Retype all the entries word for word, but omit the pictures.

— Start Data for this task —

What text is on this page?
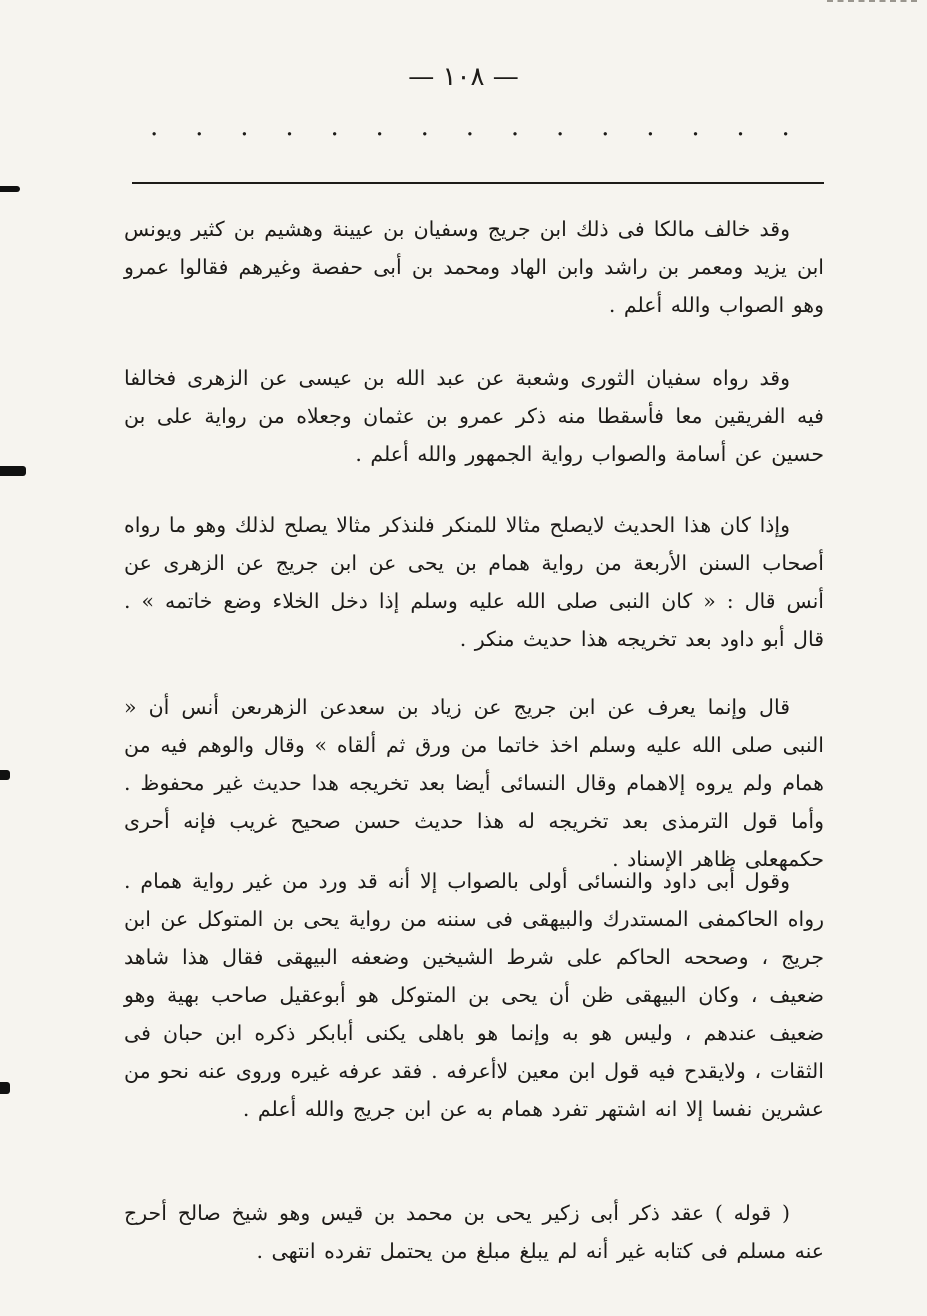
— ١٠٨ —
. . . . . . . . . . . . . . .

وقد خالف مالكا فى ذلك ابن جريج وسفيان بن عيينة وهشيم بن كثير ويونس ابن يزيد ومعمر بن راشد وابن الهاد ومحمد بن أبى حفصة وغيرهم فقالوا عمرو وهو الصواب والله أعلم .

وقد رواه سفيان الثورى وشعبة عن عبد الله بن عيسى عن الزهرى فخالفا فيه الفريقين معا فأسقطا منه ذكر عمرو بن عثمان وجعلاه من رواية على بن حسين عن أسامة والصواب رواية الجمهور والله أعلم .

وإذا كان هذا الحديث لايصلح مثالا للمنكر فلنذكر مثالا يصلح لذلك وهو ما رواه أصحاب السنن الأربعة من رواية همام بن يحى عن ابن جريج عن الزهرى عن أنس قال : « كان النبى صلى الله عليه وسلم إذا دخل الخلاء وضع خاتمه » . قال أبو داود بعد تخريجه هذا حديث منكر .

قال وإنما يعرف عن ابن جريج عن زياد بن سعدعن الزهرىعن أنس أن « النبى صلى الله عليه وسلم اخذ خاتما من ورق ثم ألقاه » وقال والوهم فيه من همام ولم يروه إلاهمام وقال النسائى أيضا بعد تخريجه هدا حديث غير محفوظ . وأما قول الترمذى بعد تخريجه له هذا حديث حسن صحيح غريب فإنه أحرى حكمهعلى ظاهر الإسناد .

وقول أبى داود والنسائى أولى بالصواب إلا أنه قد ورد من غير رواية همام . رواه الحاكمفى المستدرك والبيهقى فى سننه من رواية يحى بن المتوكل عن ابن جريج ، وصححه الحاكم على شرط الشيخين وضعفه البيهقى فقال هذا شاهد ضعيف ، وكان البيهقى ظن أن يحى بن المتوكل هو أبوعقيل صاحب بهية وهو ضعيف عندهم ، وليس هو به وإنما هو باهلى يكنى أبابكر ذكره ابن حبان فى الثقات ، ولايقدح فيه قول ابن معين لاأعرفه . فقد عرفه غيره وروى عنه نحو من عشرين نفسا إلا انه اشتهر تفرد همام به عن ابن جريج والله أعلم .

( قوله ) عقد ذكر أبى زكير يحى بن محمد بن قيس وهو شيخ صالح أحرج عنه مسلم فى كتابه غير أنه لم يبلغ مبلغ من يحتمل تفرده انتهى .
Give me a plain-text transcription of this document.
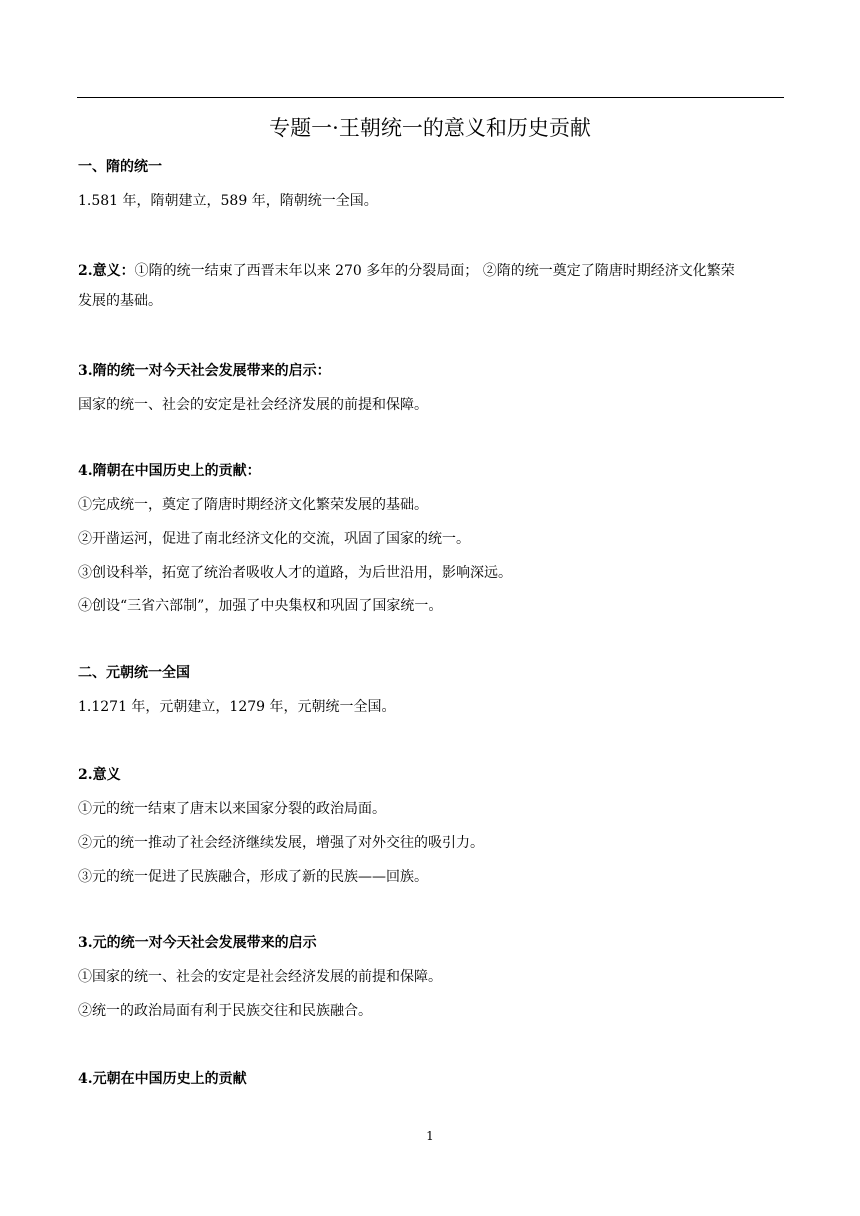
专题一·王朝统一的意义和历史贡献
一、隋的统一
1.581 年，隋朝建立，589 年，隋朝统一全国。
2.意义：①隋的统一结束了西晋末年以来 270 多年的分裂局面； ②隋的统一奠定了隋唐时期经济文化繁荣
发展的基础。
3.隋的统一对今天社会发展带来的启示：
国家的统一、社会的安定是社会经济发展的前提和保障。
4.隋朝在中国历史上的贡献：
①完成统一，奠定了隋唐时期经济文化繁荣发展的基础。
②开凿运河，促进了南北经济文化的交流，巩固了国家的统一。
③创设科举，拓宽了统治者吸收人才的道路，为后世沿用，影响深远。
④创设“三省六部制”，加强了中央集权和巩固了国家统一。
二、元朝统一全国
1.1271 年，元朝建立，1279 年，元朝统一全国。
2.意义
①元的统一结束了唐末以来国家分裂的政治局面。
②元的统一推动了社会经济继续发展，增强了对外交往的吸引力。
③元的统一促进了民族融合，形成了新的民族——回族。
3.元的统一对今天社会发展带来的启示
①国家的统一、社会的安定是社会经济发展的前提和保障。
②统一的政治局面有利于民族交往和民族融合。
4.元朝在中国历史上的贡献
1
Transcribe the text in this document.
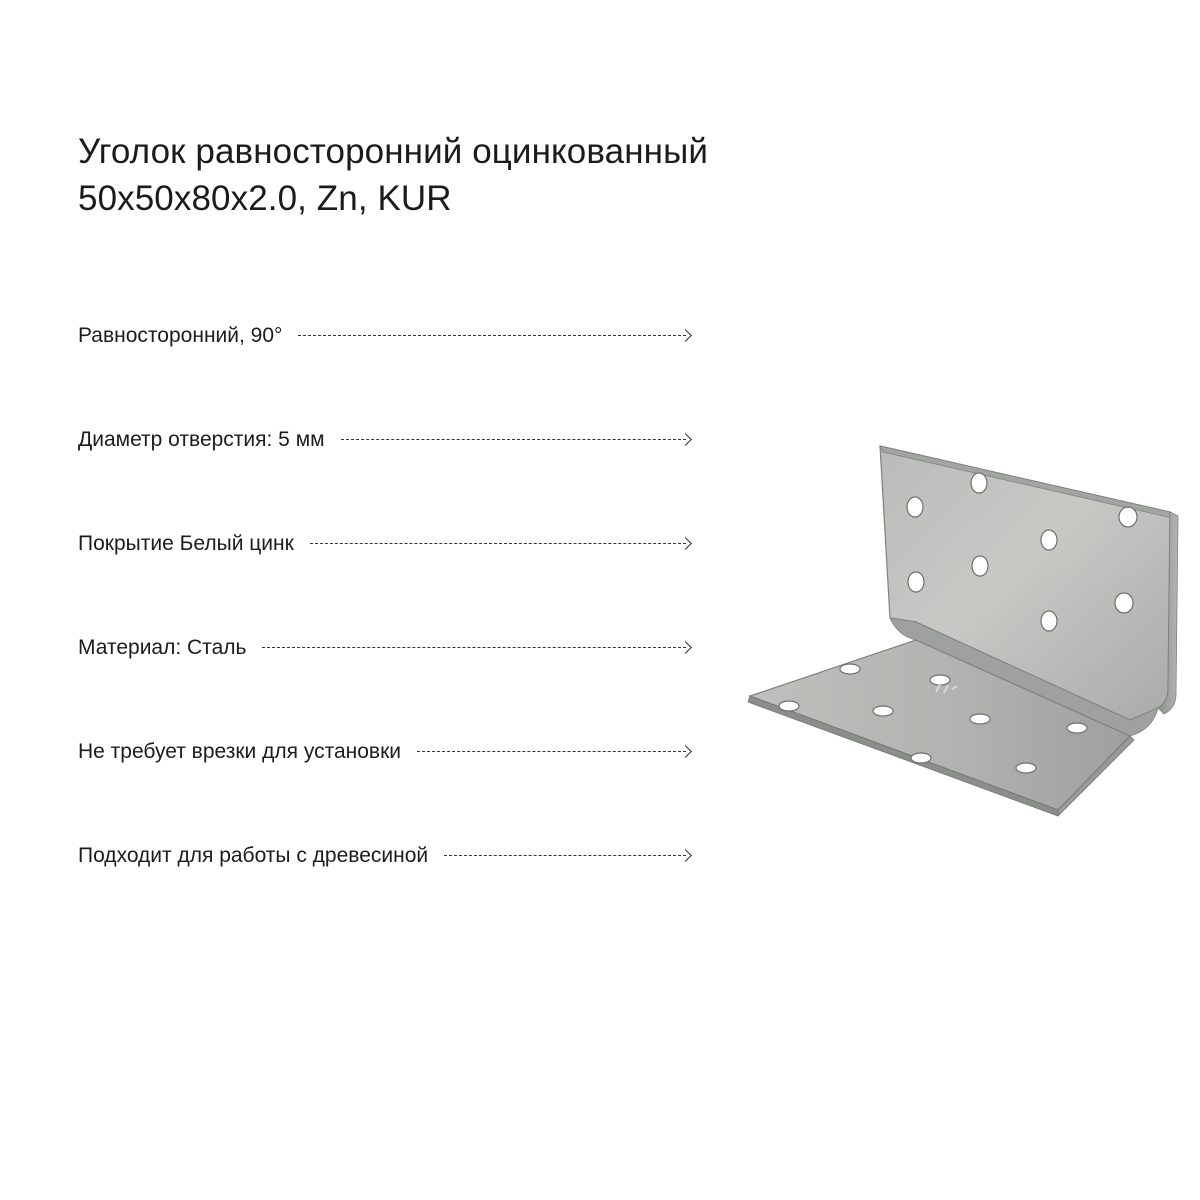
Уголок равносторонний оцинкованный
50x50x80x2.0, Zn, KUR
Равносторонний, 90°
Диаметр отверстия: 5 мм
Покрытие Белый цинк
Материал: Сталь
Не требует врезки для установки
Подходит для работы с древесиной
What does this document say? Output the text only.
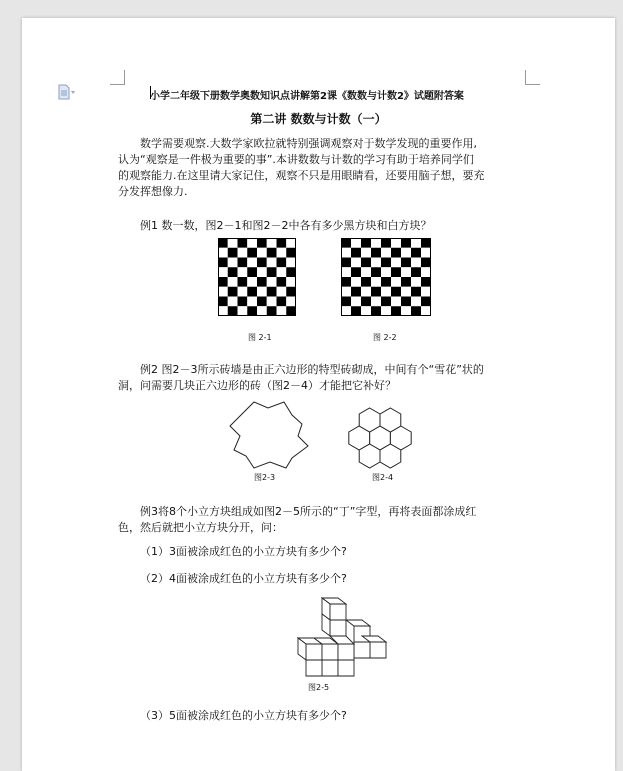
小学二年级下册数学奥数知识点讲解第2课《数数与计数2》试题附答案
第二讲 数数与计数（一）
数学需要观察.大数学家欧拉就特别强调观察对于数学发现的重要作用,
认为“观察是一件极为重要的事”.本讲数数与计数的学习有助于培养同学们
的观察能力.在这里请大家记住，观察不只是用眼睛看，还要用脑子想，要充
分发挥想像力.
例1 数一数，图2－1和图2－2中各有多少黑方块和白方块？
图 2-1	图 2-2
例2 图2－3所示砖墙是由正六边形的特型砖砌成，中间有个“雪花”状的
洞，问需要几块正六边形的砖（图2－4）才能把它补好？
图2-3	图2-4
例3将8个小立方块组成如图2－5所示的“丁”字型，再将表面都涂成红
色，然后就把小立方块分开，问：
（1）3面被涂成红色的小立方块有多少个?
（2）4面被涂成红色的小立方块有多少个?
图2-5
（3）5面被涂成红色的小立方块有多少个?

— End Data for this task —

### Result for this exercise
What text is on this page?
— ١٠٨ —
. . . . . . . . . . . . . . .

وقد خالف مالكا فى ذلك ابن جريج وسفيان بن عيينة وهشيم بن كثير ويونس ابن يزيد ومعمر بن راشد وابن الهاد ومحمد بن أبى حفصة وغيرهم فقالوا عمرو وهو الصواب والله أعلم .

وقد رواه سفيان الثورى وشعبة عن عبد الله بن عيسى عن الزهرى فخالفا فيه الفريقين معا فأسقطا منه ذكر عمرو بن عثمان وجعلاه من رواية على بن حسين عن أسامة والصواب رواية الجمهور والله أعلم .

وإذا كان هذا الحديث لايصلح مثالا للمنكر فلنذكر مثالا يصلح لذلك وهو ما رواه أصحاب السنن الأربعة من رواية همام بن يحى عن ابن جريج عن الزهرى عن أنس قال : « كان النبى صلى الله عليه وسلم إذا دخل الخلاء وضع خاتمه » . قال أبو داود بعد تخريجه هذا حديث منكر .

قال وإنما يعرف عن ابن جريج عن زياد بن سعدعن الزهرىعن أنس أن « النبى صلى الله عليه وسلم اخذ خاتما من ورق ثم ألقاه » وقال والوهم فيه من همام ولم يروه إلاهمام وقال النسائى أيضا بعد تخريجه هدا حديث غير محفوظ . وأما قول الترمذى بعد تخريجه له هذا حديث حسن صحيح غريب فإنه أحرى حكمهعلى ظاهر الإسناد .

وقول أبى داود والنسائى أولى بالصواب إلا أنه قد ورد من غير رواية همام . رواه الحاكمفى المستدرك والبيهقى فى سننه من رواية يحى بن المتوكل عن ابن جريج ، وصححه الحاكم على شرط الشيخين وضعفه البيهقى فقال هذا شاهد ضعيف ، وكان البيهقى ظن أن يحى بن المتوكل هو أبوعقيل صاحب بهية وهو ضعيف عندهم ، وليس هو به وإنما هو باهلى يكنى أبابكر ذكره ابن حبان فى الثقات ، ولايقدح فيه قول ابن معين لاأعرفه . فقد عرفه غيره وروى عنه نحو من عشرين نفسا إلا انه اشتهر تفرد همام به عن ابن جريج والله أعلم .

( قوله ) عقد ذكر أبى زكير يحى بن محمد بن قيس وهو شيخ صالح أحرج عنه مسلم فى كتابه غير أنه لم يبلغ مبلغ من يحتمل تفرده انتهى .
Give me a plain-text transcription of this document.
专题一·王朝统一的意义和历史贡献
一、隋的统一
1.581 年，隋朝建立，589 年，隋朝统一全国。
2.意义：①隋的统一结束了西晋末年以来 270 多年的分裂局面； ②隋的统一奠定了隋唐时期经济文化繁荣
发展的基础。
3.隋的统一对今天社会发展带来的启示：
国家的统一、社会的安定是社会经济发展的前提和保障。
4.隋朝在中国历史上的贡献：
①完成统一，奠定了隋唐时期经济文化繁荣发展的基础。
②开凿运河，促进了南北经济文化的交流，巩固了国家的统一。
③创设科举，拓宽了统治者吸收人才的道路，为后世沿用，影响深远。
④创设“三省六部制”，加强了中央集权和巩固了国家统一。
二、元朝统一全国
1.1271 年，元朝建立，1279 年，元朝统一全国。
2.意义
①元的统一结束了唐末以来国家分裂的政治局面。
②元的统一推动了社会经济继续发展，增强了对外交往的吸引力。
③元的统一促进了民族融合，形成了新的民族——回族。
3.元的统一对今天社会发展带来的启示
①国家的统一、社会的安定是社会经济发展的前提和保障。
②统一的政治局面有利于民族交往和民族融合。
4.元朝在中国历史上的贡献
1
Transcribe the text in this document.
Уголок равносторонний оцинкованный
50x50x80x2.0, Zn, KUR
Равносторонний, 90°
Диаметр отверстия: 5 мм
Покрытие Белый цинк
Материал: Сталь
Не требует врезки для установки
Подходит для работы с древесиной
What does this document say? Output the text only.
小学二年级下册数学奥数知识点讲解第2课《数数与计数2》试题附答案
第二讲 数数与计数（一）
数学需要观察.大数学家欧拉就特别强调观察对于数学发现的重要作用,
认为“观察是一件极为重要的事”.本讲数数与计数的学习有助于培养同学们
的观察能力.在这里请大家记住，观察不只是用眼睛看，还要用脑子想，要充
分发挥想像力.
例1 数一数，图2－1和图2－2中各有多少黑方块和白方块？
图 2-1	图 2-2
例2 图2－3所示砖墙是由正六边形的特型砖砌成，中间有个“雪花”状的
洞，问需要几块正六边形的砖（图2－4）才能把它补好？
图2-3	图2-4
例3将8个小立方块组成如图2－5所示的“丁”字型，再将表面都涂成红
色，然后就把小立方块分开，问：
（1）3面被涂成红色的小立方块有多少个?
（2）4面被涂成红色的小立方块有多少个?
图2-5
（3）5面被涂成红色的小立方块有多少个?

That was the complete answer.